=== Texto fornecido ===

Morrer pela boca
O COVID e os meses que estamos a coviver com este vírus têm, pelo menos, mostrado a importância de, às vezes, saber gerir a arte do silêncio. O Senhor meu Pai sempre me disse que se temos dois ouvidos, mas apenas uma boca este é um sinal claro que a genética nos ensina que devemos ouvir mais do que falar. Até porque, como sabemos, quando falamos de mais, é certo e sabido que a tendência para dar asneira potencia-se.
Tendo isso em mente (e tentando, naturalmente, cumprir o que acima escrevi e não cair, eu próprio na tentação de escrever demais), hoje quero aproveitar estas linhas para recordar algumas coisas que se foram dizendo sobre os turistas e o investimento estrangeiro.
Lembram-se quando os turistas estavam a mais em Portugal? Quando era um horror ir à baixa a Lisboa porque eram os Tuk Tuk apinhados, mais os Uber e os mochileiros? Que as grandes cidades estavam a ser invadidas por hordas de turistas que não respeitavam os nossos usos e costumes? Que os estrangeiros, que tinham descoberto Portugal, estavam a inflacionar o mercado e que estava impossível para os locais comprar ou arrendar casa porque estavam a preços proibitivos e a serem usadas para golden visa? Que era preciso limitar os AL porque afinal o turismo não era o El Dorado mas sim a nova peste?

=== Registos fornecidos ===

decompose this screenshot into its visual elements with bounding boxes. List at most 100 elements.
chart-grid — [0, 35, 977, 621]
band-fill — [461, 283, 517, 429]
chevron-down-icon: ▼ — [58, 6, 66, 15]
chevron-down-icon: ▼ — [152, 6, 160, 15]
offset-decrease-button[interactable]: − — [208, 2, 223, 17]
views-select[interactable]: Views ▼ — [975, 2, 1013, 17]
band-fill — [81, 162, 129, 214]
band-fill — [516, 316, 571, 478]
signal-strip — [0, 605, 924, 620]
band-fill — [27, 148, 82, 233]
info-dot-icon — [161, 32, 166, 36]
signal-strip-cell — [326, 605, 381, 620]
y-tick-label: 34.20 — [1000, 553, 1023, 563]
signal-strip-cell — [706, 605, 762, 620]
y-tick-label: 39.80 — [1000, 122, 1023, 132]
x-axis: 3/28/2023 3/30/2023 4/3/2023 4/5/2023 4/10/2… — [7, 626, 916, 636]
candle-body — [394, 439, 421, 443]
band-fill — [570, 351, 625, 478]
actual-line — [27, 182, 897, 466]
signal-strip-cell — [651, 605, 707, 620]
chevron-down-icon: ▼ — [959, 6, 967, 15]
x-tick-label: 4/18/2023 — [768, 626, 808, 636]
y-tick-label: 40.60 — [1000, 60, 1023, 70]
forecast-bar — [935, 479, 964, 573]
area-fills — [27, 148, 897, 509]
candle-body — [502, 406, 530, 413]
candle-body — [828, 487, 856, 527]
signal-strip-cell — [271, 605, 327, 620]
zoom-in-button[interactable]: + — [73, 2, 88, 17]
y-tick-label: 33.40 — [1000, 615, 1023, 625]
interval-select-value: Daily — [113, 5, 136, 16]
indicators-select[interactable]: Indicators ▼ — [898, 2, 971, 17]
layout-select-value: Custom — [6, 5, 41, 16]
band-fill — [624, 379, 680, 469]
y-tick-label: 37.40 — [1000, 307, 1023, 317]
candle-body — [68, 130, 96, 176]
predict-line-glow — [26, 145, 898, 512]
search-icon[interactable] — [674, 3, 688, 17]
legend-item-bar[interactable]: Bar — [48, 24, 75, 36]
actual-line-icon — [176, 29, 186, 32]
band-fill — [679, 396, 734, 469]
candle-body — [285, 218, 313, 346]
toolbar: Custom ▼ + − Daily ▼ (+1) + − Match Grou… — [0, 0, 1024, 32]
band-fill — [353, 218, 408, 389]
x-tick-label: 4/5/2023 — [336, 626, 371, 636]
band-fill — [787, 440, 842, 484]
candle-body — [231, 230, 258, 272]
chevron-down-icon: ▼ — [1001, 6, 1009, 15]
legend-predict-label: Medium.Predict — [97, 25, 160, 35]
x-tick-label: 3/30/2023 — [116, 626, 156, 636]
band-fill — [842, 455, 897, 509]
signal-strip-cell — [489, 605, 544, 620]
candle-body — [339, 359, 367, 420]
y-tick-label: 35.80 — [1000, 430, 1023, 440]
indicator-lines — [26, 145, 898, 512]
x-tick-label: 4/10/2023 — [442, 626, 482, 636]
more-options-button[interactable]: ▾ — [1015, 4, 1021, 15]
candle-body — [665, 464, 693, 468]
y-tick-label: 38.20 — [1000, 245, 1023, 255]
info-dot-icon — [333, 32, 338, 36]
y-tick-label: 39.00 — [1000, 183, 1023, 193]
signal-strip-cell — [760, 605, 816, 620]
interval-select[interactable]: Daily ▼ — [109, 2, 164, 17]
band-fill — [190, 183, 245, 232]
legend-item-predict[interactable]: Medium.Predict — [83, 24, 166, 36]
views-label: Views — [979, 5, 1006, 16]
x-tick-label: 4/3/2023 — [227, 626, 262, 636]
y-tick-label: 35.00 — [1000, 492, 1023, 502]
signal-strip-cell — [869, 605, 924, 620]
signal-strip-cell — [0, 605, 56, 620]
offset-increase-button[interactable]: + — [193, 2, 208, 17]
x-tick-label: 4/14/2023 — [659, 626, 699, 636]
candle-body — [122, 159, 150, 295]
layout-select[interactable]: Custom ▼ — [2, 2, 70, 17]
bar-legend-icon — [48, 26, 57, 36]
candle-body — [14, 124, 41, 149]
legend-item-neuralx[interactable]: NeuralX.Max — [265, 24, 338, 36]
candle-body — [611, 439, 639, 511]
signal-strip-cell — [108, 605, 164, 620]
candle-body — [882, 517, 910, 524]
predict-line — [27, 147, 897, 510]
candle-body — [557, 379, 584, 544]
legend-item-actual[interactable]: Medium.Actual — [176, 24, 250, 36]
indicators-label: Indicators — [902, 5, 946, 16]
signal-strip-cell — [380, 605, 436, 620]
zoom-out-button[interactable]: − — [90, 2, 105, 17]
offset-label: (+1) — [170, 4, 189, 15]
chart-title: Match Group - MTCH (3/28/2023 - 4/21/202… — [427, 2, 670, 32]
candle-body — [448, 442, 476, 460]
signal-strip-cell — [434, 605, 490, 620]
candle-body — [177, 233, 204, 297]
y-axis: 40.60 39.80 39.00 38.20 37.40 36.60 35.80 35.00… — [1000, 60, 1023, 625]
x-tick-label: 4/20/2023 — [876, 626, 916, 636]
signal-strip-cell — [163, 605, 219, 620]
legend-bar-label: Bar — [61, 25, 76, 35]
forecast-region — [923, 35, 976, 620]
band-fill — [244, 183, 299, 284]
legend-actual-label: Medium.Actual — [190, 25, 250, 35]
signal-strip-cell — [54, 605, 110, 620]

===

(Instruções a seguir) Transcreva do texto fornecido, tal como aparece, o trecho de "Morrer pela boca" a "dar asneira potencia-se.".

(Resultado do exercício)
Morrer pela boca
O COVID e os meses que estamos a coviver com este vírus têm, pelo menos, mostrado a importância de, às vezes, saber gerir a arte do silêncio. O Senhor meu Pai sempre me disse que se temos dois ouvidos, mas apenas uma boca este é um sinal claro que a genética nos ensina que devemos ouvir mais do que falar. Até porque, como sabemos, quando falamos de mais, é certo e sabido que a tendência para dar asneira potencia-se.